◆ AIM ◆
Every line below that mentions the word "housing" should be copied out.

>>>>>

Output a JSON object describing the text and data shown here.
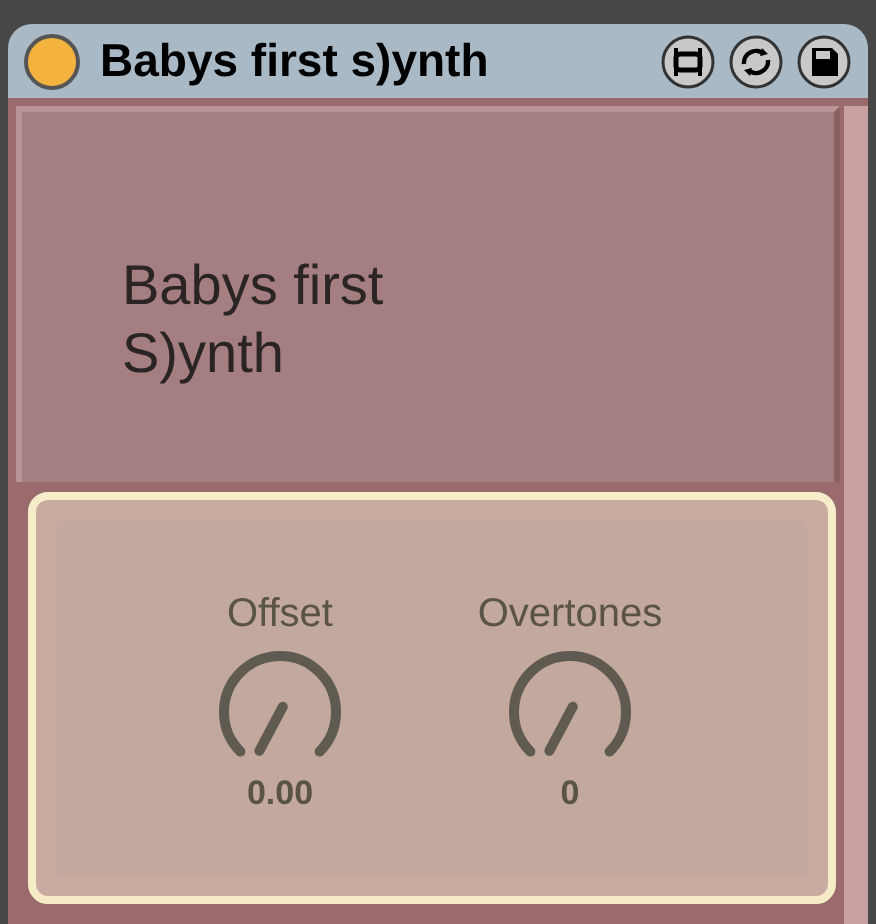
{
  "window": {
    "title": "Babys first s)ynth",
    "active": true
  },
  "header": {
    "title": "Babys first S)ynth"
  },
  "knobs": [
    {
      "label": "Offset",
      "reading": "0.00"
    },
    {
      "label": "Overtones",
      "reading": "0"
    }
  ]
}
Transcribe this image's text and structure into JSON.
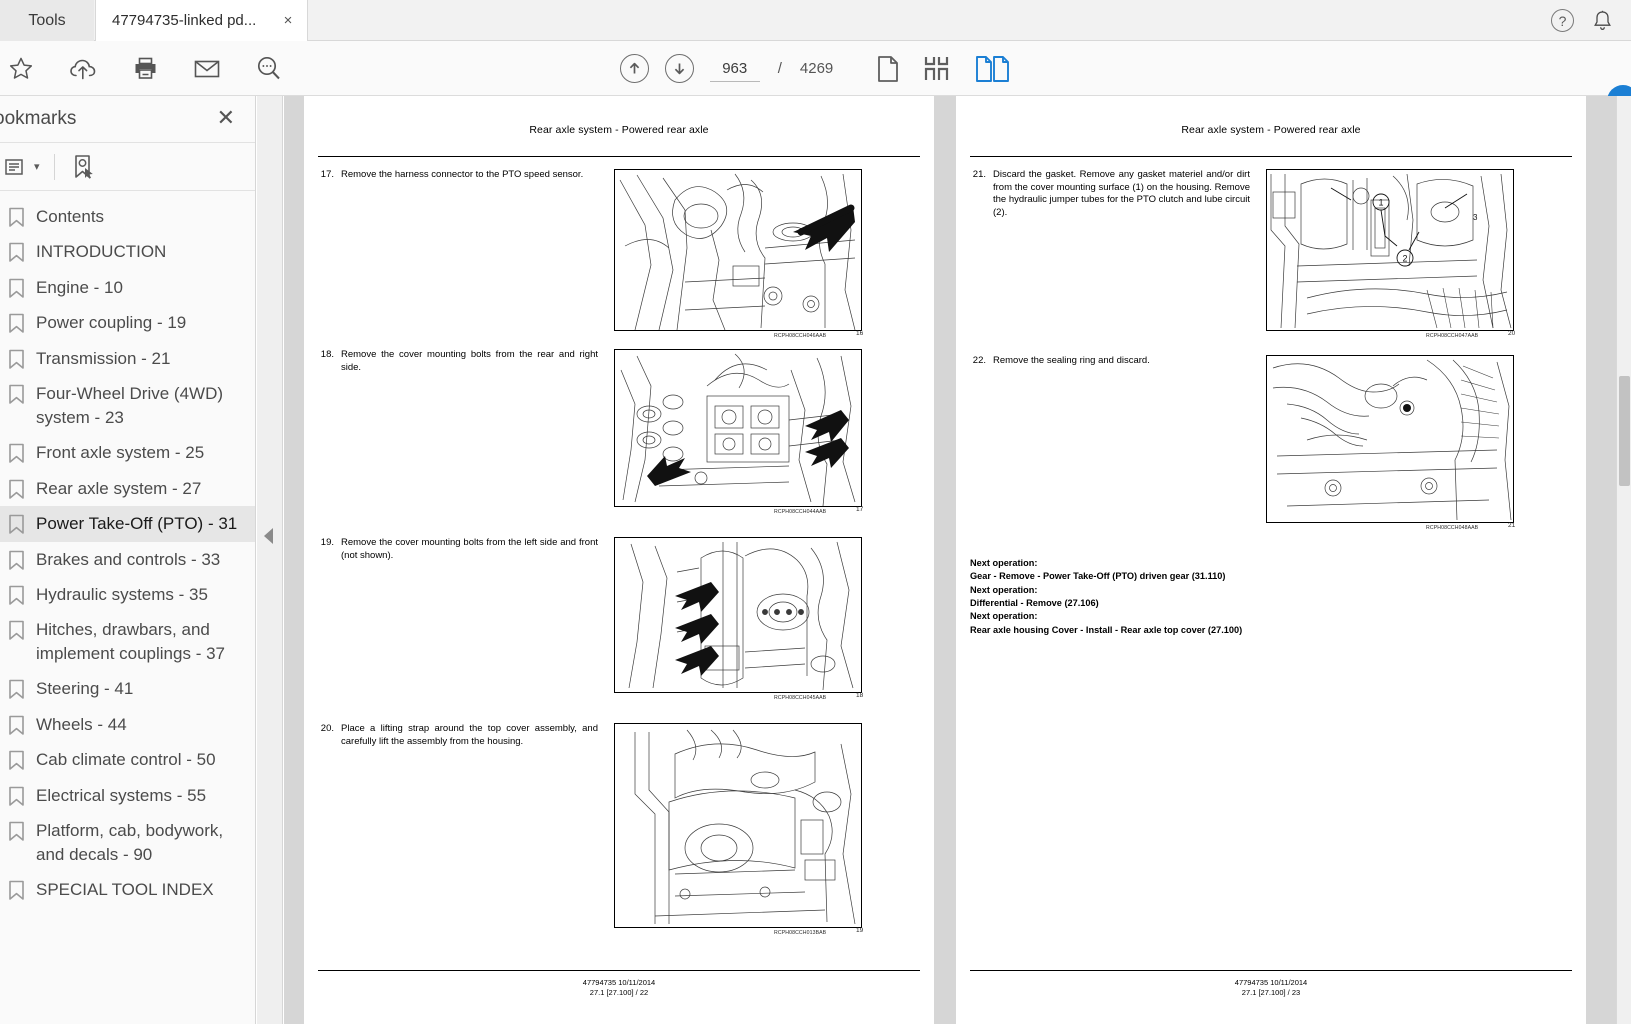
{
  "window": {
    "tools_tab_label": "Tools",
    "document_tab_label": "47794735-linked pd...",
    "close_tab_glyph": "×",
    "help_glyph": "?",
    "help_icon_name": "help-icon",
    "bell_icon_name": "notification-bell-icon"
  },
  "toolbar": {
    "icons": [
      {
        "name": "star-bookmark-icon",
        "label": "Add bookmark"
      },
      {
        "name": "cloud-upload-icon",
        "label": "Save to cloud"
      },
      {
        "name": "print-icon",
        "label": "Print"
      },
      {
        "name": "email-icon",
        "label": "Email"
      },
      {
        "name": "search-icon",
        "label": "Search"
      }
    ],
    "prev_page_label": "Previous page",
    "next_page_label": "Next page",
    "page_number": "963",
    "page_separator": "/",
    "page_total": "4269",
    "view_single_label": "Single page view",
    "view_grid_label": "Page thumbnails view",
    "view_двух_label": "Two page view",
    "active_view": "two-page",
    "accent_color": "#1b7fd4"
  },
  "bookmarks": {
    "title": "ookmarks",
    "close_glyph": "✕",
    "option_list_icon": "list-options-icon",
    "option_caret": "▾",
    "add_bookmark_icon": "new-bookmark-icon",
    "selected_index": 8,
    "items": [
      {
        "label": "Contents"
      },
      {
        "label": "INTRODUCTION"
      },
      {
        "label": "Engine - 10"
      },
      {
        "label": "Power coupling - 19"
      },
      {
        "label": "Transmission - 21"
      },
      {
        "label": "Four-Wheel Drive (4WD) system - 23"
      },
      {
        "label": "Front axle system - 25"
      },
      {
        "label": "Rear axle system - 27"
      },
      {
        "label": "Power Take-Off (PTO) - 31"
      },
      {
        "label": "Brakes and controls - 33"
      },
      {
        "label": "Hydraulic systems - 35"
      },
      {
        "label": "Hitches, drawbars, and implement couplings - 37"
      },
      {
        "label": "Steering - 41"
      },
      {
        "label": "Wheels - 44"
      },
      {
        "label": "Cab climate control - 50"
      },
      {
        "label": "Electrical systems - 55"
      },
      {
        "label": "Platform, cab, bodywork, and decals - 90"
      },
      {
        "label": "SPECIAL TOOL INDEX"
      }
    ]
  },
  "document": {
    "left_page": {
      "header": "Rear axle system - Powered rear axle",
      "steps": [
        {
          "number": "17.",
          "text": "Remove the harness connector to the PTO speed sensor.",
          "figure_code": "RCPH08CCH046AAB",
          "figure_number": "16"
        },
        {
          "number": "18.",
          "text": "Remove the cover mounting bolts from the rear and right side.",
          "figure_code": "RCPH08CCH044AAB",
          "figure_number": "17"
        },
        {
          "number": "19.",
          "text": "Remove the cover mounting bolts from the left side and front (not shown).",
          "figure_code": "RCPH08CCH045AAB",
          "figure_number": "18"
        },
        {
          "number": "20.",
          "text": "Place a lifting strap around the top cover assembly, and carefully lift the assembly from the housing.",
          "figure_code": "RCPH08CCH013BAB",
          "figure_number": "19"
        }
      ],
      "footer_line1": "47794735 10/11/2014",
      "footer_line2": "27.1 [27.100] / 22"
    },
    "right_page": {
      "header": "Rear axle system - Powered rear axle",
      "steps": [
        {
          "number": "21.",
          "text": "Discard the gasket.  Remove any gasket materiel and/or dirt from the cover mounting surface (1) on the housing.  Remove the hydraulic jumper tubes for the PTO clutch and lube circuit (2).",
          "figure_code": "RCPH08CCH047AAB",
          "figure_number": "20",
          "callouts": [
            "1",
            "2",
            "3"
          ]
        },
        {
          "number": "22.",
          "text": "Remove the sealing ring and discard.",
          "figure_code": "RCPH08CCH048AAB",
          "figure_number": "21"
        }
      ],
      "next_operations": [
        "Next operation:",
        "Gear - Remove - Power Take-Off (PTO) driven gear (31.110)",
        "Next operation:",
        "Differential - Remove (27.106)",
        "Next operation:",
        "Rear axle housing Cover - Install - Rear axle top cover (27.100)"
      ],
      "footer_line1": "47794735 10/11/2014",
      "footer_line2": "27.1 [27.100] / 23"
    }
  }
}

<<<<<

◆ SOLUTION FOR THIS EXERCISE ◆
          "text": "Place a lifting strap around the top cover assembly, and carefully lift the assembly from the housing.",
          "text": "Discard the gasket.  Remove any gasket materiel and/or dirt from the cover mounting surface (1) on the housing.  Remove the hydraulic jumper tubes for the PTO clutch and lube circuit (2).",
        "Rear axle housing Cover - Install - Rear axle top cover (27.100)"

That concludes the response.